STATED PROBLEM>
Extract the text of every entry below exactly; leave images out.

[START RAW RECORDS]

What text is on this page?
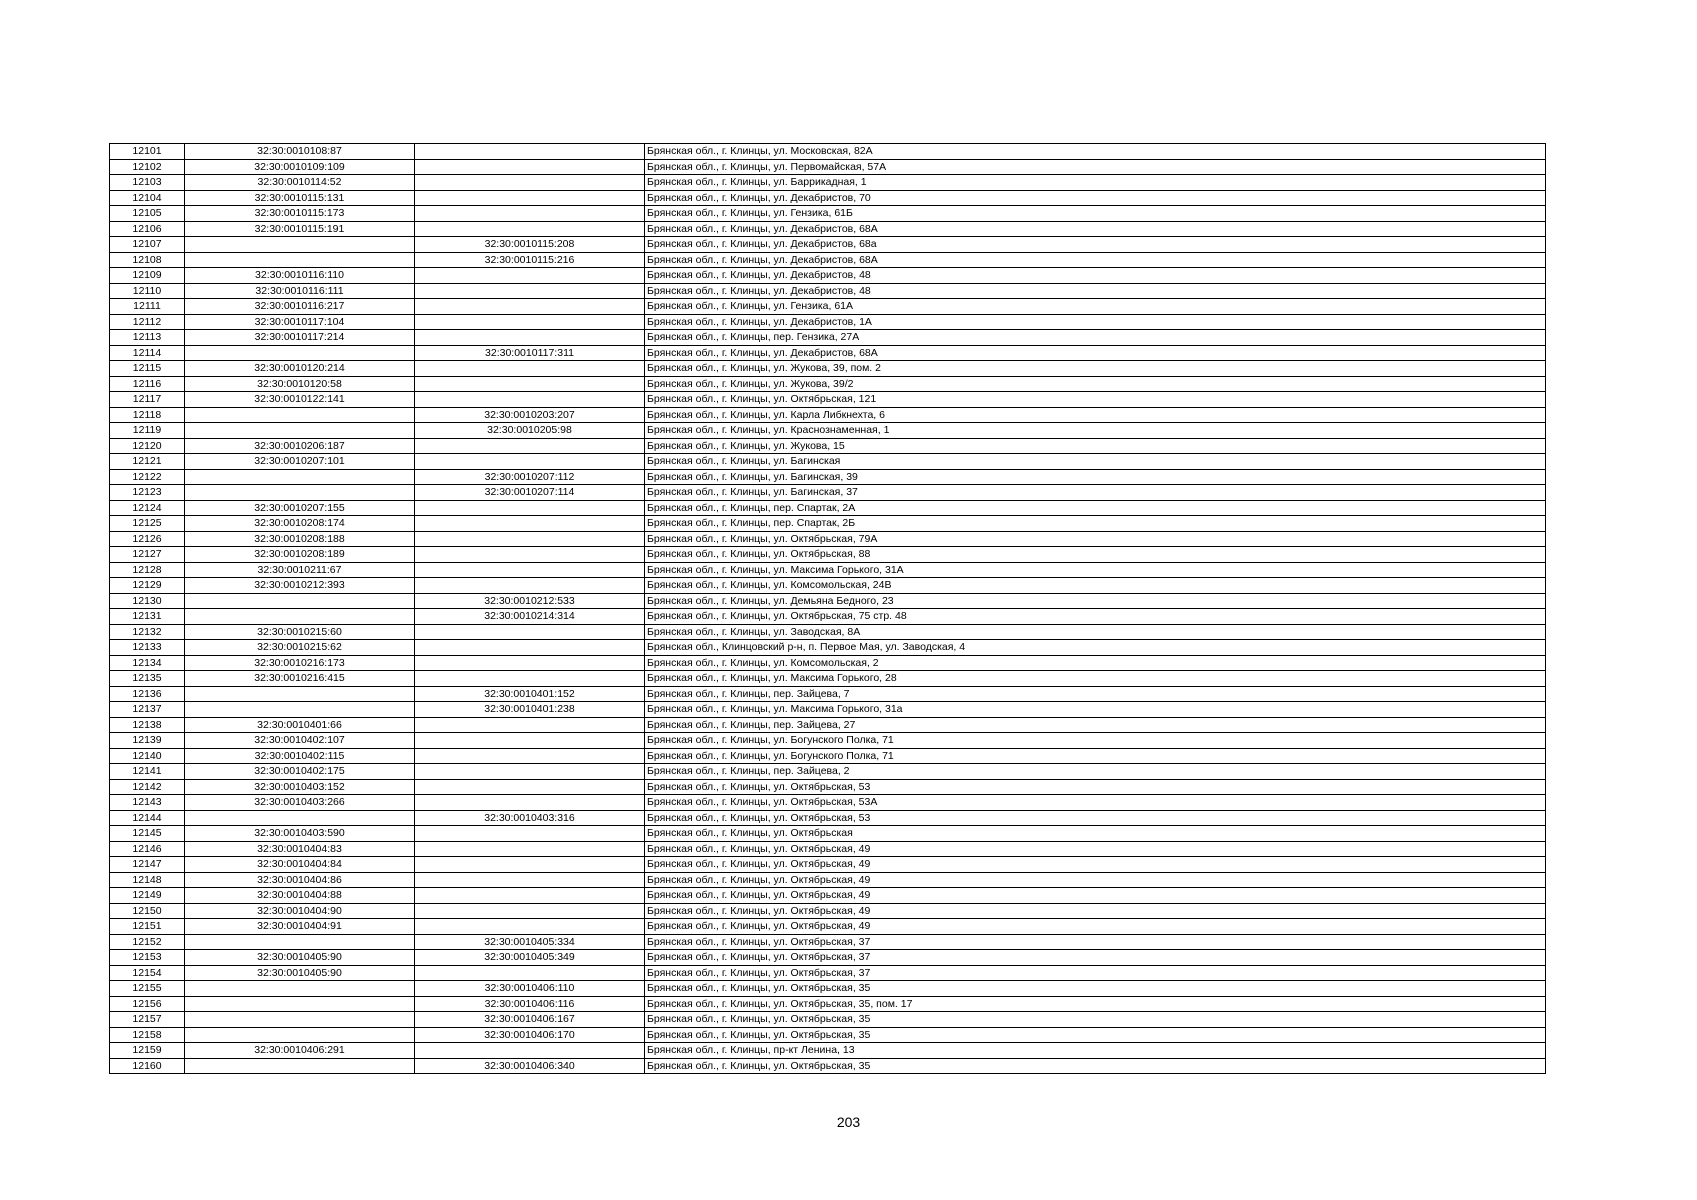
12101	32:30:0010108:87		Брянская обл., г. Клинцы, ул. Московская, 82А
12102	32:30:0010109:109		Брянская обл., г. Клинцы, ул. Первомайская, 57А
12103	32:30:0010114:52		Брянская обл., г. Клинцы, ул. Баррикадная, 1
12104	32:30:0010115:131		Брянская обл., г. Клинцы, ул. Декабристов, 70
12105	32:30:0010115:173		Брянская обл., г. Клинцы, ул. Гензика, 61Б
12106	32:30:0010115:191		Брянская обл., г. Клинцы, ул. Декабристов, 68А
12107		32:30:0010115:208	Брянская обл., г. Клинцы, ул. Декабристов, 68а
12108		32:30:0010115:216	Брянская обл., г. Клинцы, ул. Декабристов, 68А
12109	32:30:0010116:110		Брянская обл., г. Клинцы, ул. Декабристов, 48
12110	32:30:0010116:111		Брянская обл., г. Клинцы, ул. Декабристов, 48
12111	32:30:0010116:217		Брянская обл., г. Клинцы, ул. Гензика, 61А
12112	32:30:0010117:104		Брянская обл., г. Клинцы, ул. Декабристов, 1А
12113	32:30:0010117:214		Брянская обл., г. Клинцы, пер. Гензика, 27А
12114		32:30:0010117:311	Брянская обл., г. Клинцы, ул. Декабристов, 68А
12115	32:30:0010120:214		Брянская обл., г. Клинцы, ул. Жукова, 39, пом. 2
12116	32:30:0010120:58		Брянская обл., г. Клинцы, ул. Жукова, 39/2
12117	32:30:0010122:141		Брянская обл., г. Клинцы, ул. Октябрьская, 121
12118		32:30:0010203:207	Брянская обл., г. Клинцы, ул. Карла Либкнехта, 6
12119		32:30:0010205:98	Брянская обл., г. Клинцы, ул. Краснознаменная, 1
12120	32:30:0010206:187		Брянская обл., г. Клинцы, ул. Жукова, 15
12121	32:30:0010207:101		Брянская обл., г. Клинцы, ул. Багинская
12122		32:30:0010207:112	Брянская обл., г. Клинцы, ул. Багинская, 39
12123		32:30:0010207:114	Брянская обл., г. Клинцы, ул. Багинская, 37
12124	32:30:0010207:155		Брянская обл., г. Клинцы, пер. Спартак, 2А
12125	32:30:0010208:174		Брянская обл., г. Клинцы, пер. Спартак, 2Б
12126	32:30:0010208:188		Брянская обл., г. Клинцы, ул. Октябрьская, 79А
12127	32:30:0010208:189		Брянская обл., г. Клинцы, ул. Октябрьская, 88
12128	32:30:0010211:67		Брянская обл., г. Клинцы, ул. Максима Горького, 31А
12129	32:30:0010212:393		Брянская обл., г. Клинцы, ул. Комсомольская, 24В
12130		32:30:0010212:533	Брянская обл., г. Клинцы, ул. Демьяна Бедного, 23
12131		32:30:0010214:314	Брянская обл., г. Клинцы, ул. Октябрьская, 75 стр. 48
12132	32:30:0010215:60		Брянская обл., г. Клинцы, ул. Заводская, 8А
12133	32:30:0010215:62		Брянская обл., Клинцовский р-н, п. Первое Мая, ул. Заводская, 4
12134	32:30:0010216:173		Брянская обл., г. Клинцы, ул. Комсомольская, 2
12135	32:30:0010216:415		Брянская обл., г. Клинцы, ул. Максима Горького, 28
12136		32:30:0010401:152	Брянская обл., г. Клинцы, пер. Зайцева, 7
12137		32:30:0010401:238	Брянская обл., г. Клинцы, ул. Максима Горького, 31а
12138	32:30:0010401:66		Брянская обл., г. Клинцы, пер. Зайцева, 27
12139	32:30:0010402:107		Брянская обл., г. Клинцы, ул. Богунского Полка, 71
12140	32:30:0010402:115		Брянская обл., г. Клинцы, ул. Богунского Полка, 71
12141	32:30:0010402:175		Брянская обл., г. Клинцы, пер. Зайцева, 2
12142	32:30:0010403:152		Брянская обл., г. Клинцы, ул. Октябрьская, 53
12143	32:30:0010403:266		Брянская обл., г. Клинцы, ул. Октябрьская, 53А
12144		32:30:0010403:316	Брянская обл., г. Клинцы, ул. Октябрьская, 53
12145	32:30:0010403:590		Брянская обл., г. Клинцы, ул. Октябрьская
12146	32:30:0010404:83		Брянская обл., г. Клинцы, ул. Октябрьская, 49
12147	32:30:0010404:84		Брянская обл., г. Клинцы, ул. Октябрьская, 49
12148	32:30:0010404:86		Брянская обл., г. Клинцы, ул. Октябрьская, 49
12149	32:30:0010404:88		Брянская обл., г. Клинцы, ул. Октябрьская, 49
12150	32:30:0010404:90		Брянская обл., г. Клинцы, ул. Октябрьская, 49
12151	32:30:0010404:91		Брянская обл., г. Клинцы, ул. Октябрьская, 49
12152		32:30:0010405:334	Брянская обл., г. Клинцы, ул. Октябрьская, 37
12153	32:30:0010405:90	32:30:0010405:349	Брянская обл., г. Клинцы, ул. Октябрьская, 37
12154	32:30:0010405:90		Брянская обл., г. Клинцы, ул. Октябрьская, 37
12155		32:30:0010406:110	Брянская обл., г. Клинцы, ул. Октябрьская, 35
12156		32:30:0010406:116	Брянская обл., г. Клинцы, ул. Октябрьская, 35, пом. 17
12157		32:30:0010406:167	Брянская обл., г. Клинцы, ул. Октябрьская, 35
12158		32:30:0010406:170	Брянская обл., г. Клинцы, ул. Октябрьская, 35
12159	32:30:0010406:291		Брянская обл., г. Клинцы, пр-кт Ленина, 13
12160		32:30:0010406:340	Брянская обл., г. Клинцы, ул. Октябрьская, 35
203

[END RAW RECORDS]

TASK RESPONSE>
What text is on this page?
12101	32:30:0010108:87		Брянская обл., г. Клинцы, ул. Московская, 82А
12102	32:30:0010109:109		Брянская обл., г. Клинцы, ул. Первомайская, 57А
12103	32:30:0010114:52		Брянская обл., г. Клинцы, ул. Баррикадная, 1
12104	32:30:0010115:131		Брянская обл., г. Клинцы, ул. Декабристов, 70
12105	32:30:0010115:173		Брянская обл., г. Клинцы, ул. Гензика, 61Б
12106	32:30:0010115:191		Брянская обл., г. Клинцы, ул. Декабристов, 68А
12107		32:30:0010115:208	Брянская обл., г. Клинцы, ул. Декабристов, 68а
12108		32:30:0010115:216	Брянская обл., г. Клинцы, ул. Декабристов, 68А
12109	32:30:0010116:110		Брянская обл., г. Клинцы, ул. Декабристов, 48
12110	32:30:0010116:111		Брянская обл., г. Клинцы, ул. Декабристов, 48
12111	32:30:0010116:217		Брянская обл., г. Клинцы, ул. Гензика, 61А
12112	32:30:0010117:104		Брянская обл., г. Клинцы, ул. Декабристов, 1А
12113	32:30:0010117:214		Брянская обл., г. Клинцы, пер. Гензика, 27А
12114		32:30:0010117:311	Брянская обл., г. Клинцы, ул. Декабристов, 68А
12115	32:30:0010120:214		Брянская обл., г. Клинцы, ул. Жукова, 39, пом. 2
12116	32:30:0010120:58		Брянская обл., г. Клинцы, ул. Жукова, 39/2
12117	32:30:0010122:141		Брянская обл., г. Клинцы, ул. Октябрьская, 121
12118		32:30:0010203:207	Брянская обл., г. Клинцы, ул. Карла Либкнехта, 6
12119		32:30:0010205:98	Брянская обл., г. Клинцы, ул. Краснознаменная, 1
12120	32:30:0010206:187		Брянская обл., г. Клинцы, ул. Жукова, 15
12121	32:30:0010207:101		Брянская обл., г. Клинцы, ул. Багинская
12122		32:30:0010207:112	Брянская обл., г. Клинцы, ул. Багинская, 39
12123		32:30:0010207:114	Брянская обл., г. Клинцы, ул. Багинская, 37
12124	32:30:0010207:155		Брянская обл., г. Клинцы, пер. Спартак, 2А
12125	32:30:0010208:174		Брянская обл., г. Клинцы, пер. Спартак, 2Б
12126	32:30:0010208:188		Брянская обл., г. Клинцы, ул. Октябрьская, 79А
12127	32:30:0010208:189		Брянская обл., г. Клинцы, ул. Октябрьская, 88
12128	32:30:0010211:67		Брянская обл., г. Клинцы, ул. Максима Горького, 31А
12129	32:30:0010212:393		Брянская обл., г. Клинцы, ул. Комсомольская, 24В
12130		32:30:0010212:533	Брянская обл., г. Клинцы, ул. Демьяна Бедного, 23
12131		32:30:0010214:314	Брянская обл., г. Клинцы, ул. Октябрьская, 75 стр. 48
12132	32:30:0010215:60		Брянская обл., г. Клинцы, ул. Заводская, 8А
12133	32:30:0010215:62		Брянская обл., Клинцовский р-н, п. Первое Мая, ул. Заводская, 4
12134	32:30:0010216:173		Брянская обл., г. Клинцы, ул. Комсомольская, 2
12135	32:30:0010216:415		Брянская обл., г. Клинцы, ул. Максима Горького, 28
12136		32:30:0010401:152	Брянская обл., г. Клинцы, пер. Зайцева, 7
12137		32:30:0010401:238	Брянская обл., г. Клинцы, ул. Максима Горького, 31а
12138	32:30:0010401:66		Брянская обл., г. Клинцы, пер. Зайцева, 27
12139	32:30:0010402:107		Брянская обл., г. Клинцы, ул. Богунского Полка, 71
12140	32:30:0010402:115		Брянская обл., г. Клинцы, ул. Богунского Полка, 71
12141	32:30:0010402:175		Брянская обл., г. Клинцы, пер. Зайцева, 2
12142	32:30:0010403:152		Брянская обл., г. Клинцы, ул. Октябрьская, 53
12143	32:30:0010403:266		Брянская обл., г. Клинцы, ул. Октябрьская, 53А
12144		32:30:0010403:316	Брянская обл., г. Клинцы, ул. Октябрьская, 53
12145	32:30:0010403:590		Брянская обл., г. Клинцы, ул. Октябрьская
12146	32:30:0010404:83		Брянская обл., г. Клинцы, ул. Октябрьская, 49
12147	32:30:0010404:84		Брянская обл., г. Клинцы, ул. Октябрьская, 49
12148	32:30:0010404:86		Брянская обл., г. Клинцы, ул. Октябрьская, 49
12149	32:30:0010404:88		Брянская обл., г. Клинцы, ул. Октябрьская, 49
12150	32:30:0010404:90		Брянская обл., г. Клинцы, ул. Октябрьская, 49
12151	32:30:0010404:91		Брянская обл., г. Клинцы, ул. Октябрьская, 49
12152		32:30:0010405:334	Брянская обл., г. Клинцы, ул. Октябрьская, 37
12153	32:30:0010405:90	32:30:0010405:349	Брянская обл., г. Клинцы, ул. Октябрьская, 37
12154	32:30:0010405:90		Брянская обл., г. Клинцы, ул. Октябрьская, 37
12155		32:30:0010406:110	Брянская обл., г. Клинцы, ул. Октябрьская, 35
12156		32:30:0010406:116	Брянская обл., г. Клинцы, ул. Октябрьская, 35, пом. 17
12157		32:30:0010406:167	Брянская обл., г. Клинцы, ул. Октябрьская, 35
12158		32:30:0010406:170	Брянская обл., г. Клинцы, ул. Октябрьская, 35
12159	32:30:0010406:291		Брянская обл., г. Клинцы, пр-кт Ленина, 13
12160		32:30:0010406:340	Брянская обл., г. Клинцы, ул. Октябрьская, 35
203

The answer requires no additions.